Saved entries
+++

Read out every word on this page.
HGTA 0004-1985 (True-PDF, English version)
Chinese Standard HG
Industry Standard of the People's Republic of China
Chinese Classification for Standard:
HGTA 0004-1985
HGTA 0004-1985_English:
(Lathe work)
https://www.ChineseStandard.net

+++

* Problem: Using the data above, reproduce every line exactly.

* Output for this exercise:
Read out every word on this page.
HGTA 0004-1985 (True-PDF, English version)
Chinese Standard HG
Industry Standard of the People's Republic of China
Chinese Classification for Standard:
HGTA 0004-1985
HGTA 0004-1985_English:
(Lathe work)
https://www.ChineseStandard.net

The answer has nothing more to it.